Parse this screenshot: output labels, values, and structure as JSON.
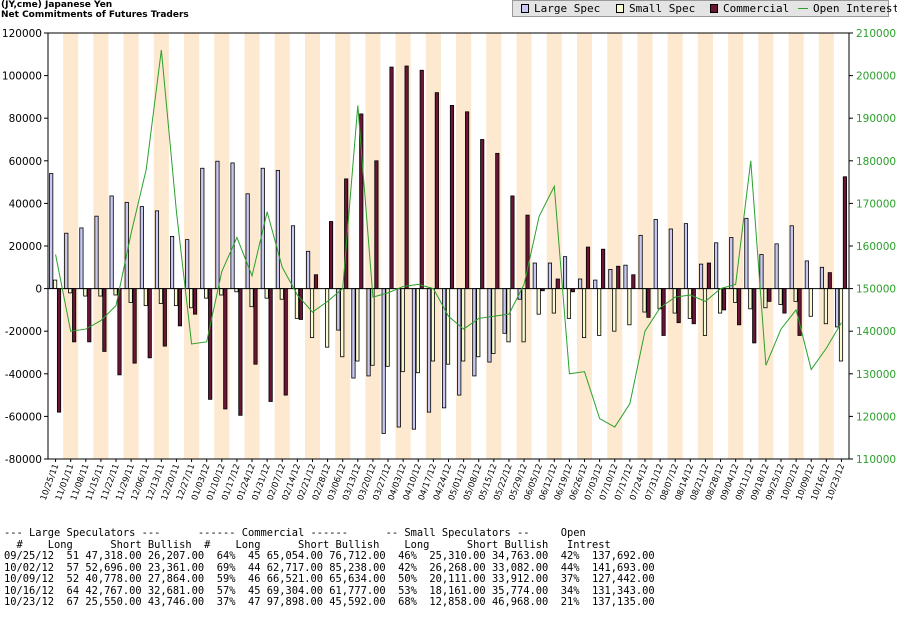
{
  "header": {
    "title_line1": "(JY,cme) Japanese Yen",
    "title_line2": "Net Commitments of Futures Traders"
  },
  "legend": {
    "items": [
      {
        "label": "Large Spec",
        "color": "#c8c8f0"
      },
      {
        "label": "Small Spec",
        "color": "#fafad2"
      },
      {
        "label": "Commercial",
        "color": "#6b1536"
      },
      {
        "label": "Open Interest",
        "color": "#2ca02c"
      }
    ]
  },
  "chart_data": {
    "type": "bar",
    "title": "(JY,cme) Japanese Yen Net Commitments of Futures Traders",
    "y_left": {
      "min": -80000,
      "max": 120000,
      "ticks": [
        "120000",
        "100000",
        "80000",
        "60000",
        "40000",
        "20000",
        "0",
        "-20000",
        "-40000",
        "-60000",
        "-80000"
      ]
    },
    "y_right": {
      "min": 110000,
      "max": 210000,
      "ticks": [
        "210000",
        "200000",
        "190000",
        "180000",
        "170000",
        "160000",
        "150000",
        "140000",
        "130000",
        "120000",
        "110000"
      ]
    },
    "x_tick_labels": [
      "10/25/11",
      "11/01/11",
      "11/08/11",
      "11/15/11",
      "11/22/11",
      "11/29/11",
      "12/06/11",
      "12/13/11",
      "12/20/11",
      "12/27/11",
      "01/03/12",
      "01/10/12",
      "01/17/12",
      "01/24/12",
      "01/31/12",
      "02/07/12",
      "02/14/12",
      "02/21/12",
      "02/28/12",
      "03/06/12",
      "03/13/12",
      "03/20/12",
      "03/27/12",
      "04/03/12",
      "04/10/12",
      "04/17/12",
      "04/24/12",
      "05/01/12",
      "05/08/12",
      "05/15/12",
      "05/22/12",
      "05/29/12",
      "06/05/12",
      "06/12/12",
      "06/19/12",
      "06/26/12",
      "07/03/12",
      "07/10/12",
      "07/17/12",
      "07/24/12",
      "07/31/12",
      "08/07/12",
      "08/14/12",
      "08/21/12",
      "08/28/12",
      "09/04/12",
      "09/11/12",
      "09/18/12",
      "09/25/12",
      "10/02/12",
      "10/09/12",
      "10/16/12",
      "10/23/12"
    ],
    "series": [
      {
        "name": "Large Spec",
        "color": "#c8c8f0",
        "values": [
          54000,
          26000,
          28500,
          34000,
          43500,
          40500,
          38500,
          36500,
          24500,
          23000,
          56500,
          59800,
          59000,
          44500,
          56500,
          55500,
          29500,
          17500,
          0,
          -19500,
          -42000,
          -41000,
          -68000,
          -65000,
          -66000,
          -58000,
          -56000,
          -50000,
          -41000,
          -34500,
          -21000,
          -5000,
          12000,
          12000,
          15000,
          4500,
          4000,
          9000,
          11000,
          25000,
          32500,
          28000,
          30500,
          11500,
          21500,
          24000,
          33000,
          16000,
          21000,
          29500,
          13000,
          10000,
          -18000
        ]
      },
      {
        "name": "Small Spec",
        "color": "#fafad2",
        "values": [
          4000,
          -2000,
          -3500,
          -3500,
          -3000,
          -6500,
          -8000,
          -7000,
          -8000,
          -9000,
          -4500,
          -3000,
          -1500,
          -8500,
          -4500,
          -5000,
          -14000,
          -23000,
          -27500,
          -32000,
          -34000,
          -36000,
          -36500,
          -39000,
          -39500,
          -34000,
          -35500,
          -34000,
          -32000,
          -30500,
          -25000,
          -25000,
          -12000,
          -11500,
          -14000,
          -23000,
          -22000,
          -20000,
          -17000,
          -11000,
          -9500,
          -11500,
          -14000,
          -22000,
          -11500,
          -6500,
          -9500,
          -9000,
          -7500,
          -6000,
          -13000,
          -16500,
          -34000
        ]
      },
      {
        "name": "Commercial",
        "color": "#6b1536",
        "values": [
          -58000,
          -25000,
          -25000,
          -29500,
          -40500,
          -35000,
          -32500,
          -27000,
          -17500,
          -12000,
          -52000,
          -56500,
          -59500,
          -35500,
          -53000,
          -50000,
          -14500,
          6500,
          31500,
          51500,
          82000,
          60000,
          104000,
          104500,
          102500,
          92000,
          86000,
          83000,
          70000,
          63500,
          43500,
          34500,
          -1000,
          4500,
          -1500,
          19500,
          18500,
          10500,
          6500,
          -13500,
          -22000,
          -16000,
          -16500,
          12000,
          -10000,
          -17000,
          -25500,
          -6000,
          -11500,
          -22000,
          0,
          7500,
          52500
        ]
      },
      {
        "name": "Open Interest",
        "color": "#2ca02c",
        "values": [
          158000,
          140000,
          140500,
          142500,
          146000,
          163000,
          178000,
          206000,
          168000,
          137000,
          137500,
          154000,
          162000,
          153000,
          168000,
          155000,
          148500,
          144500,
          147000,
          150000,
          193000,
          148000,
          149000,
          150500,
          151000,
          150000,
          143500,
          140500,
          143000,
          143500,
          144000,
          151000,
          167000,
          174000,
          130000,
          130500,
          119500,
          117500,
          123000,
          140000,
          145500,
          148000,
          148500,
          147000,
          150000,
          151000,
          180000,
          132000,
          140500,
          145000,
          131000,
          136000,
          142000
        ]
      }
    ],
    "grid": false,
    "legend_position": "top-right"
  },
  "table": {
    "group_header": "--- Large Speculators ---      ------ Commercial ------      -- Small Speculators --     Open",
    "col_header": "  #    Long      Short Bullish  #    Long      Short Bullish    Long      Short Bullish   Intrest",
    "rows": [
      "09/25/12  51 47,318.00 26,207.00  64%  45 65,054.00 76,712.00  46%  25,310.00 34,763.00  42%  137,692.00",
      "10/02/12  57 52,696.00 23,361.00  69%  44 62,717.00 85,238.00  42%  26,268.00 33,082.00  44%  141,693.00",
      "10/09/12  52 40,778.00 27,864.00  59%  46 66,521.00 65,634.00  50%  20,111.00 33,912.00  37%  127,442.00",
      "10/16/12  64 42,767.00 32,681.00  57%  45 69,304.00 61,777.00  53%  18,161.00 35,774.00  34%  131,343.00",
      "10/23/12  67 25,550.00 43,746.00  37%  47 97,898.00 45,592.00  68%  12,858.00 46,968.00  21%  137,135.00"
    ]
  }
}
:::
■ **Instructions for the task**: Look through the entries above and list every line containing "Small".

■ **Final result**:
        "label": "Small Spec",
        "name": "Small Spec",
    "group_header": "--- Large Speculators ---      ------ Commercial ------      -- Small Speculators --     Open",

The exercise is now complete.